На углу каких улиц находилась квартира, снятая в Гарлеме, согласно отрывку?

* _Отрывок со страницы_:

:::

Атлас
Войти  

Также по теме

Чучело

Каково быть белой вороной.

  • 1854


Иллюстрация: Мария Краснова-Шабаева

Когда я поселился в «черном» районе Нью-Йорка, мой мир перевернулся. Никогда до или после этих первых недель в Гарлеме я так остро не ощущал себя чужим, другим. Причем на уровне тела.

В том, что я снял квартиру в самом центре особого района (для знатоков — на углу 124-й стрит и Adam C Powell Boulevard), там, где начинается East Harlem, не было ни геройства, ни этнографического интереса. Просто в Нью-Йорке принято кидать с квартирой. Для начала Колумбийский университет, куда я приехал работать, неожиданно предложил мне самостоятельно решить квартирный вопрос. Потом несколько раз срывались разные варианты, а злоупотреблять гостеприимством друга стало тяжело. Подвернулось неплохое предложение в 15-ти минутах ходьбы от университета. По адресу понятно: Гарлем, причем самый-самый. Квартира забита африканскими масками, посудой, покрывалами, CD и фотоальбомами — хозяйка из Нью-Йоркского института фотографии уехала в экспедицию по Замбези. Кэш вперед. Могли кинуть. Я убедил себя в том, что мне повезло, что для социолога это просто подарок судьбы — и согласился. Въехал на следующий день.

И вот уже иду к себе домой. Ощущения во всем теле, особенно где-то в области солнечного сплетения, непередаваемые. Кругом только чернокожие люди. Я не просто меньшинство — я такой один. Моя жалкая белая биомасса в смятении. Глаз превратился в сканер потенциальной опасности, как у Терминатора. Чужие тела вокруг движутся, смотрят, жестикулируют и, кажется, дышат совершенно иначе. Захожу в магазин, чтобы купить новое запечатанное постельное белье. (Бытовой расизм?) Черный Дед Мороз в витрине рекламирует шампунь для жестких, сильно вьющихся волос и особую косметику для очень смуглой кожи. Знакомые продукты типа йогурта «Данон» вызывают нежность, будто весточка от своих. Вокруг меня все словно пританцовывают, слегка пружиня в такт неслышной музыке. Я понимаю, что на самом деле они не танцуют — они просто так ходят. Мне тоже хочется так, но пытаться было бы нелепо. Стараюсь их не рассматривать и благодарен им за то, что и меня особо не замечают. Хотя все время кажется, что сейчас вдруг подойдут и скажут: «Ты что, брат, заблудился? А ну давай дуй отсюда!» А что я им отвечу: «Живу я здесь, ребята!»?

:::

Данные о размещении элементов:
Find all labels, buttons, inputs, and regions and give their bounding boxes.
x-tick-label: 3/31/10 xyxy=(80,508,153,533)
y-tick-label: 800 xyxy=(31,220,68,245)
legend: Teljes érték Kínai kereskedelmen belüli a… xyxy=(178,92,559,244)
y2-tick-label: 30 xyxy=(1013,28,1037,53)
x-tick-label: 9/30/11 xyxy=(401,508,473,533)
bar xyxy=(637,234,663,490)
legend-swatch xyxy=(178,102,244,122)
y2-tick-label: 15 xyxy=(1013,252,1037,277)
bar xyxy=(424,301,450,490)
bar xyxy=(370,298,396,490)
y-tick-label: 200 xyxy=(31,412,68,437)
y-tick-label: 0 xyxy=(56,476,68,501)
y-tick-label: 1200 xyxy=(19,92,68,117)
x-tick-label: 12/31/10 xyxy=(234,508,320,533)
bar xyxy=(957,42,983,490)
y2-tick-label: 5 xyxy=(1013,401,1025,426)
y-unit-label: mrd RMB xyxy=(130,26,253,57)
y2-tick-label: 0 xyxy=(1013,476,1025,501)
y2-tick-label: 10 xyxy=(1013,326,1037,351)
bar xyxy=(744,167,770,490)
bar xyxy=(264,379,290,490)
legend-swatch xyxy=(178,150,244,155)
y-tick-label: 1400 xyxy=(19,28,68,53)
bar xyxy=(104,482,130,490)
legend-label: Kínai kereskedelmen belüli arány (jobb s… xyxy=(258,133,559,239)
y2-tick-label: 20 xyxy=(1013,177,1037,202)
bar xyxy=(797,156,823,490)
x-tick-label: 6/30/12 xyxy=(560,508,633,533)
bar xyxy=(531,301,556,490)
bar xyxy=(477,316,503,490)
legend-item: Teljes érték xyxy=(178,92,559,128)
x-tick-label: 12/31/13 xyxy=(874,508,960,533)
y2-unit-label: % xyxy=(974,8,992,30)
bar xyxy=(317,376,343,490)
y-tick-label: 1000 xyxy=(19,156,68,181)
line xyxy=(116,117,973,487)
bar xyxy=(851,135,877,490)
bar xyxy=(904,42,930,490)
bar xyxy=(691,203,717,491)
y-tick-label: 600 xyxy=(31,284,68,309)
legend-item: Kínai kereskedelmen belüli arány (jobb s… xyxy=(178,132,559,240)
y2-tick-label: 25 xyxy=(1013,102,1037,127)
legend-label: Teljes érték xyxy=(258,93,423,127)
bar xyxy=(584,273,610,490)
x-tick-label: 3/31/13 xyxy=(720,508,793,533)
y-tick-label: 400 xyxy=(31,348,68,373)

:::

* _Итоговый ответ_:
На углу 124-й стрит и Adam C Powell Boulevard.